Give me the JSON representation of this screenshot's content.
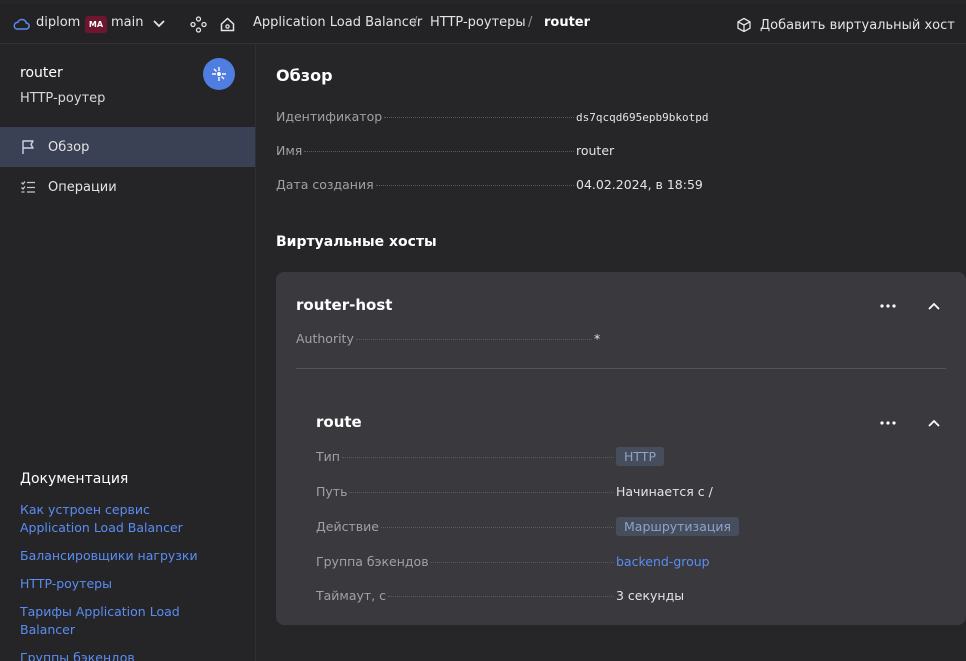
{
  "topbar": {
    "cloud_name": "diplom",
    "folder_badge": "MA",
    "folder_name": "main",
    "breadcrumbs": [
      "Application Load Balancer",
      "HTTP-роутеры",
      "router"
    ],
    "separator": "/",
    "add_host_label": "Добавить виртуальный хост"
  },
  "sidebar": {
    "title": "router",
    "subtitle": "HTTP-роутер",
    "items": [
      {
        "label": "Обзор",
        "icon": "flag-icon",
        "active": true
      },
      {
        "label": "Операции",
        "icon": "list-icon",
        "active": false
      }
    ],
    "docs_title": "Документация",
    "docs_links": [
      "Как устроен сервис Application Load Balancer",
      "Балансировщики нагрузки",
      "HTTP-роутеры",
      "Тарифы Application Load Balancer",
      "Группы бэкендов"
    ]
  },
  "overview": {
    "title": "Обзор",
    "fields": [
      {
        "label": "Идентификатор",
        "value": "ds7qcqd695epb9bkotpd"
      },
      {
        "label": "Имя",
        "value": "router"
      },
      {
        "label": "Дата создания",
        "value": "04.02.2024, в 18:59"
      }
    ]
  },
  "virtual_hosts": {
    "title": "Виртуальные хосты",
    "host": {
      "name": "router-host",
      "authority_label": "Authority",
      "authority_value": "*",
      "route": {
        "name": "route",
        "fields": [
          {
            "label": "Тип",
            "value": "HTTP"
          },
          {
            "label": "Путь",
            "value": "Начинается с /"
          },
          {
            "label": "Действие",
            "value": "Маршрутизация"
          },
          {
            "label": "Группа бэкендов",
            "value": "backend-group"
          },
          {
            "label": "Таймаут, с",
            "value": "3 секунды"
          }
        ]
      }
    }
  },
  "colors": {
    "accent": "#4f7ee0",
    "link": "#5a8df2",
    "folder_badge": "#6e1630",
    "active_item": "#3b4154",
    "card": "#3a3a3e"
  }
}
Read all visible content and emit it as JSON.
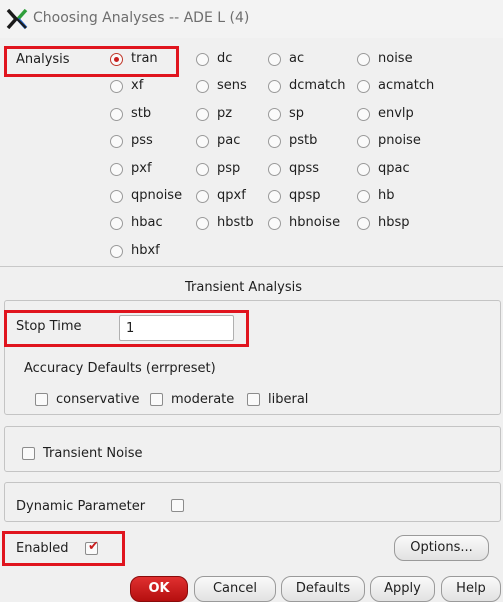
{
  "window": {
    "title": "Choosing Analyses -- ADE L (4)"
  },
  "analysis": {
    "label": "Analysis",
    "selected": "tran",
    "options": [
      [
        "tran",
        "dc",
        "ac",
        "noise"
      ],
      [
        "xf",
        "sens",
        "dcmatch",
        "acmatch"
      ],
      [
        "stb",
        "pz",
        "sp",
        "envlp"
      ],
      [
        "pss",
        "pac",
        "pstb",
        "pnoise"
      ],
      [
        "pxf",
        "psp",
        "qpss",
        "qpac"
      ],
      [
        "qpnoise",
        "qpxf",
        "qpsp",
        "hb"
      ],
      [
        "hbac",
        "hbstb",
        "hbnoise",
        "hbsp"
      ],
      [
        "hbxf"
      ]
    ]
  },
  "transient": {
    "section_title": "Transient Analysis",
    "stop_time_label": "Stop Time",
    "stop_time_value": "1",
    "accuracy_label": "Accuracy Defaults (errpreset)",
    "accuracy_options": [
      "conservative",
      "moderate",
      "liberal"
    ],
    "transient_noise_label": "Transient Noise",
    "dynamic_parameter_label": "Dynamic Parameter"
  },
  "footer": {
    "enabled_label": "Enabled",
    "enabled_checked": true,
    "options_label": "Options...",
    "ok_label": "OK",
    "cancel_label": "Cancel",
    "defaults_label": "Defaults",
    "apply_label": "Apply",
    "help_label": "Help"
  },
  "colors": {
    "highlight_box": "#e0141e",
    "ok_button": "#c81e1e",
    "radio_selected": "#c81e1e"
  }
}
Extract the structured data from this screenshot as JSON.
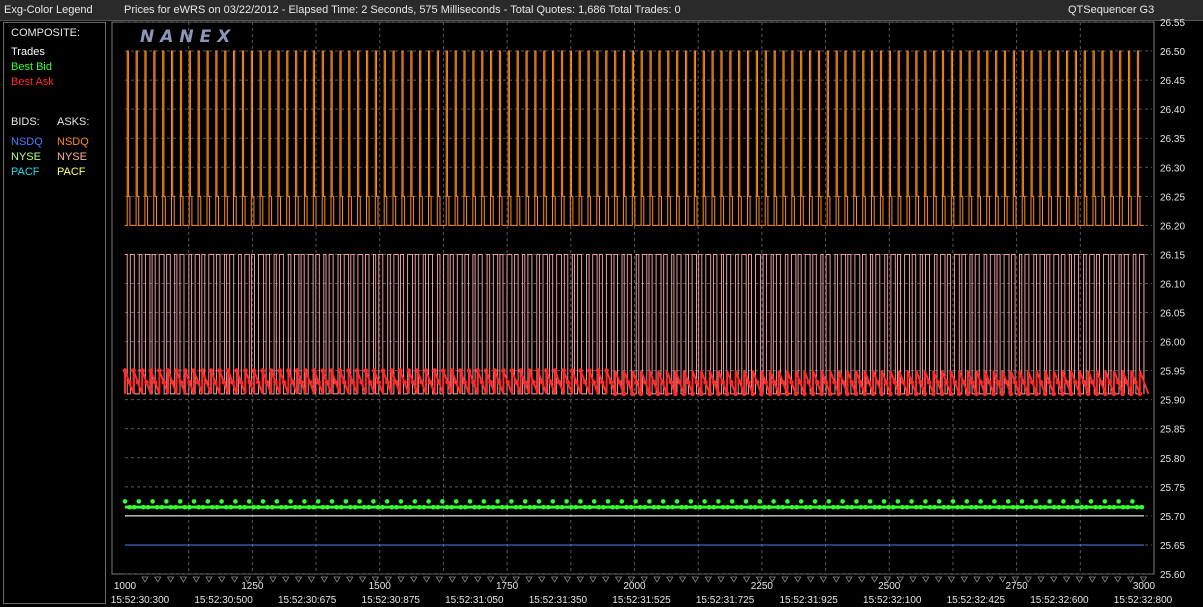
{
  "header": {
    "legend_title": "Exg-Color Legend",
    "info": "Prices for  eWRS  on  03/22/2012  -  Elapsed Time: 2 Seconds, 575 Milliseconds  -  Total Quotes: 1,686  Total Trades: 0",
    "app_name": "QTSequencer G3"
  },
  "legend": {
    "composite_label": "COMPOSITE:",
    "composite_items": [
      {
        "label": "Trades",
        "color": "#ffffff"
      },
      {
        "label": "Best Bid",
        "color": "#33ff33"
      },
      {
        "label": "Best Ask",
        "color": "#ff2a2a"
      }
    ],
    "bids_label": "BIDS:",
    "asks_label": "ASKS:",
    "exchanges": [
      {
        "bid": "NSDQ",
        "bid_color": "#4a7dff",
        "ask": "NSDQ",
        "ask_color": "#ff8c1a"
      },
      {
        "bid": "NYSE",
        "bid_color": "#b8ff80",
        "ask": "NYSE",
        "ask_color": "#ffb0a0"
      },
      {
        "bid": "PACF",
        "bid_color": "#22ddee",
        "ask": "PACF",
        "ask_color": "#ffff66"
      }
    ]
  },
  "chart_data": {
    "type": "line",
    "watermark": "NANEX",
    "xlim": [
      1000,
      3000
    ],
    "ylim": [
      25.6,
      26.55
    ],
    "x_ticks": [
      1000,
      1250,
      1500,
      1750,
      2000,
      2250,
      2500,
      2750,
      3000
    ],
    "y_ticks": [
      "26.55",
      "26.50",
      "26.45",
      "26.40",
      "26.35",
      "26.30",
      "26.25",
      "26.20",
      "26.15",
      "26.10",
      "26.05",
      "26.00",
      "25.95",
      "25.90",
      "25.85",
      "25.80",
      "25.75",
      "25.70",
      "25.65",
      "25.60"
    ],
    "time_labels": [
      "15:52:30:300",
      "15:52:30:500",
      "15:52:30:675",
      "15:52:30:875",
      "15:52:31:050",
      "15:52:31:350",
      "15:52:31:525",
      "15:52:31:725",
      "15:52:31:925",
      "15:52:32:100",
      "15:52:32:425",
      "15:52:32:600",
      "15:52:32:800"
    ],
    "series": [
      {
        "name": "NSDQ",
        "side": "ask",
        "color": "#ff8c1a",
        "low": 26.2,
        "mid": 26.25,
        "high": 26.5,
        "spikes": 115
      },
      {
        "name": "NYSE",
        "side": "ask",
        "color": "#ffaaaa",
        "low": 25.91,
        "high": 26.15
      },
      {
        "name": "Best Ask",
        "color": "#ff2a2a",
        "low": 25.91,
        "high": 25.95
      },
      {
        "name": "Best Bid",
        "color": "#33ff33",
        "low": 25.715,
        "high": 25.725
      },
      {
        "name": "NYSE",
        "side": "bid",
        "color": "#dddddd",
        "value": 25.7
      },
      {
        "name": "NSDQ",
        "side": "bid",
        "color": "#4a7dff",
        "value": 25.65
      }
    ]
  }
}
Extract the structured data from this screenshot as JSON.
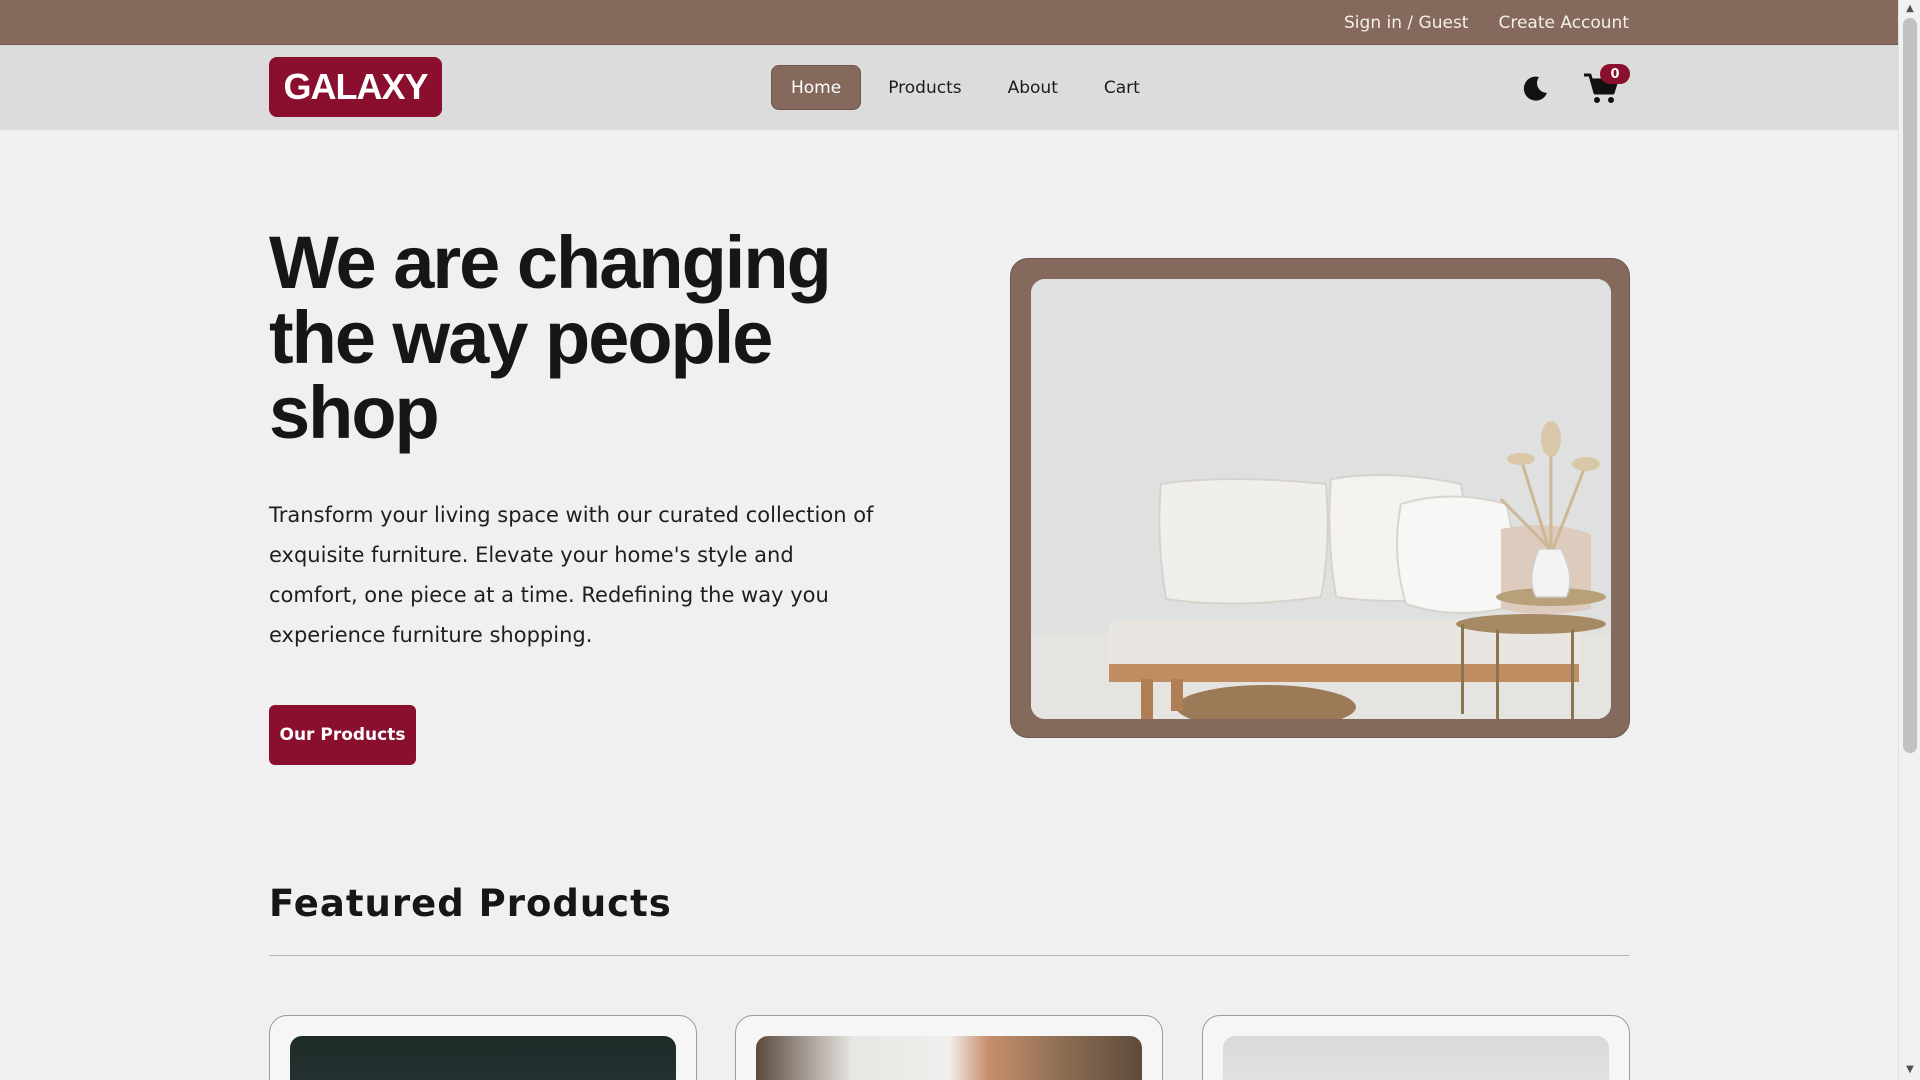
{
  "topbar": {
    "signin_label": "Sign in / Guest",
    "create_account_label": "Create Account"
  },
  "navbar": {
    "logo": "GALAXY",
    "links": [
      {
        "label": "Home",
        "active": true
      },
      {
        "label": "Products",
        "active": false
      },
      {
        "label": "About",
        "active": false
      },
      {
        "label": "Cart",
        "active": false
      }
    ],
    "theme_icon": "moon-icon",
    "cart_icon": "cart-icon",
    "cart_count": "0"
  },
  "hero": {
    "title": "We are changing the way people shop",
    "text": "Transform your living space with our curated collection of exquisite furniture. Elevate your home's style and comfort, one piece at a time. Redefining the way you experience furniture shopping.",
    "cta_label": "Our Products"
  },
  "featured": {
    "title": "Featured Products"
  },
  "colors": {
    "brand": "#8a0f2e",
    "accent": "#84695c",
    "background": "#f0f0f0"
  }
}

What to do
Among the entries, how many lines contain the string "Load"? Give the number without anything else.

Written response
3